TO BE DONE:
Take every line from the listing below that contains "count".

* START *

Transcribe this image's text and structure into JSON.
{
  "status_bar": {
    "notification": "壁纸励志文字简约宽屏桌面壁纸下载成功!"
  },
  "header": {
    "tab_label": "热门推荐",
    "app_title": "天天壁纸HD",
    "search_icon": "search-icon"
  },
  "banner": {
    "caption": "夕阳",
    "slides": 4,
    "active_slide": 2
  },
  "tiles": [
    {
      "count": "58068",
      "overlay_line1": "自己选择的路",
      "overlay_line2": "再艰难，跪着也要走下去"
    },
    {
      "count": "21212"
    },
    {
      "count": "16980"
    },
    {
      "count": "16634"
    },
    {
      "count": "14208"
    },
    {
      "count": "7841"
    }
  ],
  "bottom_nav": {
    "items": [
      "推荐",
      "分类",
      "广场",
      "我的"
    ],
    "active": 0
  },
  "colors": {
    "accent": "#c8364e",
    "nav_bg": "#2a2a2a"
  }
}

* END *

EXERCISE RESULT:
      "count": "58068",
      "count": "21212"
      "count": "16980"
      "count": "16634"
      "count": "14208"
      "count": "7841"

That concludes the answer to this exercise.